----- INFORMATION SHOWN
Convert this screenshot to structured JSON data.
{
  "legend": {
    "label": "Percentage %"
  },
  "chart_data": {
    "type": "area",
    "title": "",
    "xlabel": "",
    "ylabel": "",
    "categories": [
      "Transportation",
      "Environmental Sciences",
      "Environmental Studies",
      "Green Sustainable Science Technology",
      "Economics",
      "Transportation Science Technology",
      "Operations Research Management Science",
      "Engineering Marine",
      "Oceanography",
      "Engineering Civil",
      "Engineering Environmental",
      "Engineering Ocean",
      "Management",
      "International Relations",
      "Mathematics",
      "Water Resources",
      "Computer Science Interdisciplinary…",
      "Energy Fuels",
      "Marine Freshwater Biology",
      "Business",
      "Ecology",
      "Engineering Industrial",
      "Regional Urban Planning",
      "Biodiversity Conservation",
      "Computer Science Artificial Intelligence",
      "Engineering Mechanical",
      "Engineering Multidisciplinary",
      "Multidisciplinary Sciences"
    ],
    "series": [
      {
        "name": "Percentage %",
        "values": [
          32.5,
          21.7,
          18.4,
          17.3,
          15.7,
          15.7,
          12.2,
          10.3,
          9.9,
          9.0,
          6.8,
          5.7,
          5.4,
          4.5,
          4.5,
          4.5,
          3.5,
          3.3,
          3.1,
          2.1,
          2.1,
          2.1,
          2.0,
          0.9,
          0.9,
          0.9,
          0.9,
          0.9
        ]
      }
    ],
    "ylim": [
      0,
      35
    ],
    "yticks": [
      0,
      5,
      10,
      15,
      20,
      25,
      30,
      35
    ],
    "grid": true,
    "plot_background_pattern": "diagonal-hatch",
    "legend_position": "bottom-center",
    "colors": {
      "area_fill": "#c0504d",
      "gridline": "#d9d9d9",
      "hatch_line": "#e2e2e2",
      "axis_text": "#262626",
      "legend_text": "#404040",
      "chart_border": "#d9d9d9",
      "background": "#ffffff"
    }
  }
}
----------
----- INFORMATION SHOWN
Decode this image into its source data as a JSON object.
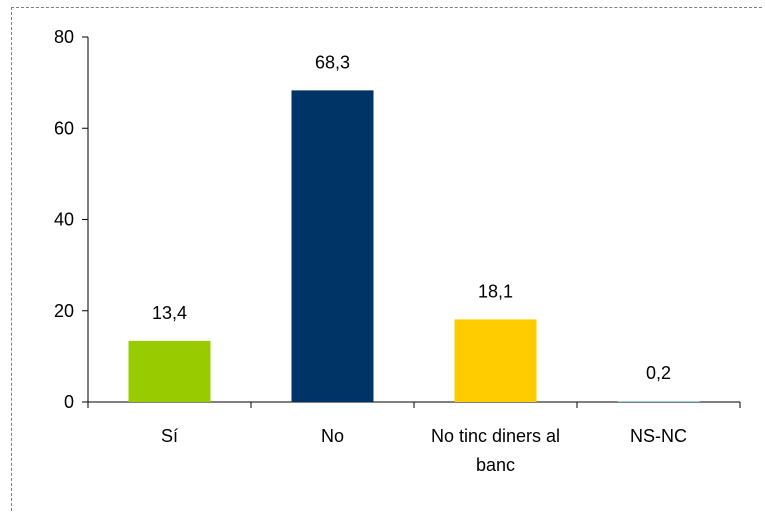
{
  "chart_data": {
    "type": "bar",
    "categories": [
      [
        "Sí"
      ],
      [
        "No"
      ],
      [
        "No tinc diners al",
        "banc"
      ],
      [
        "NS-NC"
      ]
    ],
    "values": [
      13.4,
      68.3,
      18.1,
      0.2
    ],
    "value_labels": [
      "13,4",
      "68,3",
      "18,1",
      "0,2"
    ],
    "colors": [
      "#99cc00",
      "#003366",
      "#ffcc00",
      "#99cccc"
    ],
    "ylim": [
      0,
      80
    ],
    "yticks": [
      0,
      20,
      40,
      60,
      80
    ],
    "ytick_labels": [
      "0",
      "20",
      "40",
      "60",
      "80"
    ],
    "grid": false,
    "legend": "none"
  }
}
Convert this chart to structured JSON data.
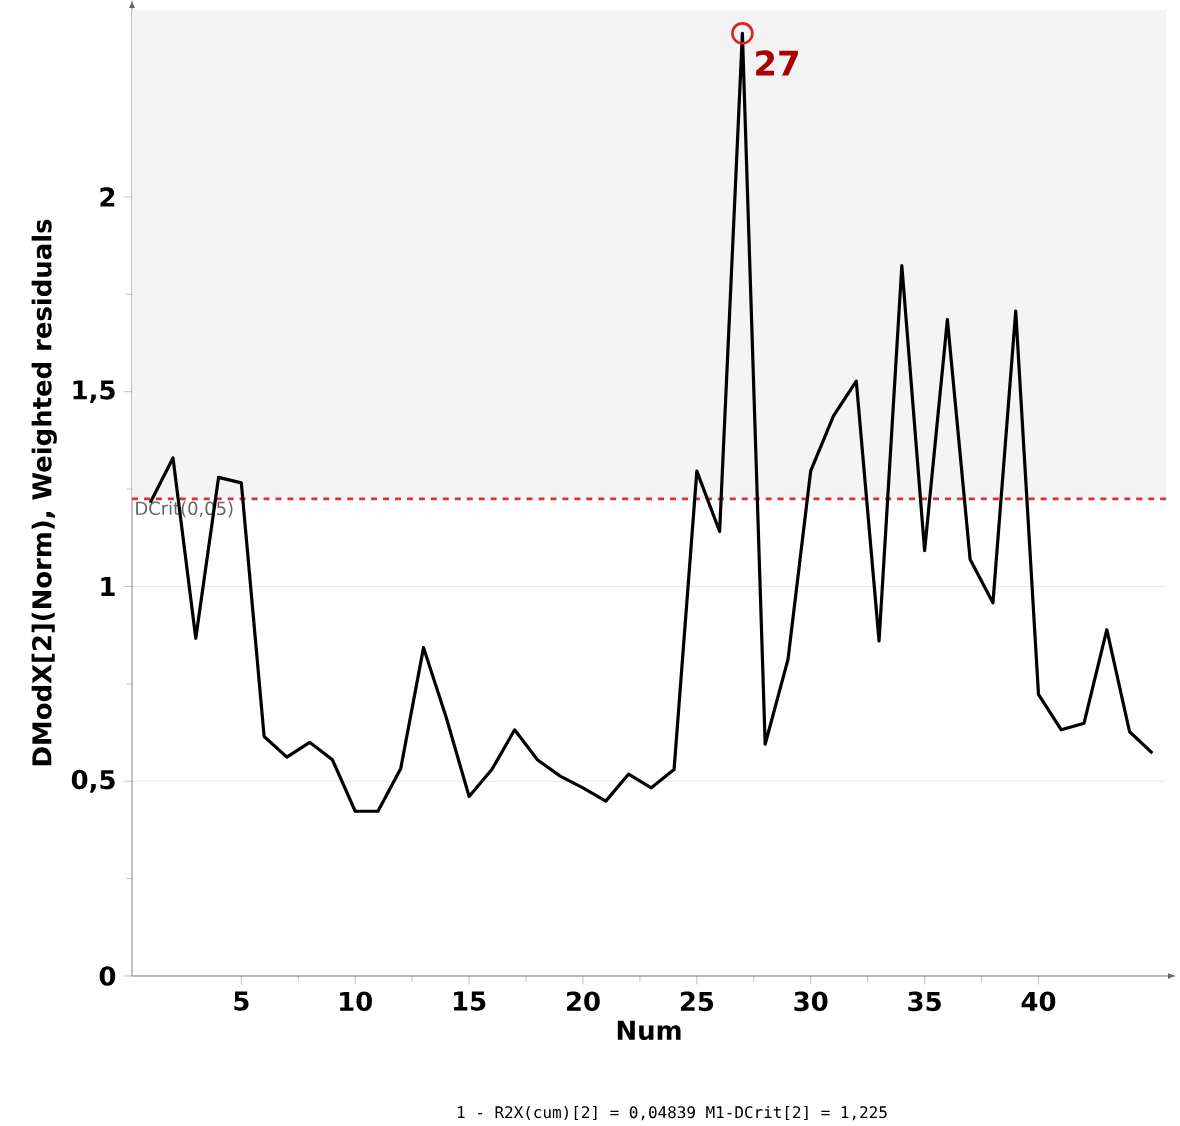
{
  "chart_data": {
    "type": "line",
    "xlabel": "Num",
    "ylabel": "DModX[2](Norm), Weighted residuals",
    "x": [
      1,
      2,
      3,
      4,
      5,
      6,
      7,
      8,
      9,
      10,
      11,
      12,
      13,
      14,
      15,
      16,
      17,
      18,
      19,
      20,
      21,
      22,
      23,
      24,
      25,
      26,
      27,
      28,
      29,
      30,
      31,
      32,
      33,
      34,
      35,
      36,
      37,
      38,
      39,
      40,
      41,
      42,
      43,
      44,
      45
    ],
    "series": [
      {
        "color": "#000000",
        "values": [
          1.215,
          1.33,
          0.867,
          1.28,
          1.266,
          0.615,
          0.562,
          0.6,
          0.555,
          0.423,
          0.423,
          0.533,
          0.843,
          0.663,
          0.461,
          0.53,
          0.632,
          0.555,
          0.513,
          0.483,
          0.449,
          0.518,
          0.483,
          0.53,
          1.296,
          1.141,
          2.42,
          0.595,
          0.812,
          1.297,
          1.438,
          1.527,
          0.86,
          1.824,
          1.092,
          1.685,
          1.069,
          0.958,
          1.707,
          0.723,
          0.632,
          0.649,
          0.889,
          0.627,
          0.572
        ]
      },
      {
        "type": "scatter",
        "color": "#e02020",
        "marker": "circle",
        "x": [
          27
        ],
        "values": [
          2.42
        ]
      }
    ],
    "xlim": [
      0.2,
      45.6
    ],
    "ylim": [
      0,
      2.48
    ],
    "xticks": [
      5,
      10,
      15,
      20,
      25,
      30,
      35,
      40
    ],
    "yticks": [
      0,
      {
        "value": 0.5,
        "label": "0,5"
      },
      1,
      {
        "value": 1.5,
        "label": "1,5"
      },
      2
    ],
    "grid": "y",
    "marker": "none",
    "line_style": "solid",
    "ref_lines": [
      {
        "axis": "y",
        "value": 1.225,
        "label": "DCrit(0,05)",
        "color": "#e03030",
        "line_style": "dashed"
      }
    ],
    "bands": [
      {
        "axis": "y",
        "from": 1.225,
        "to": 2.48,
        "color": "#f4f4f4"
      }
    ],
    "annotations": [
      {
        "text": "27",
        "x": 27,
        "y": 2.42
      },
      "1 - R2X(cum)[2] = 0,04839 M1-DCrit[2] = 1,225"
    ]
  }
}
----------
*GOAL*. Which lines contain the word "structured"? Return each of them.

*EXERCISE OUTPUT*.
Convert this screenshot to structured JSON data.
Convert this chart to structured JSON data.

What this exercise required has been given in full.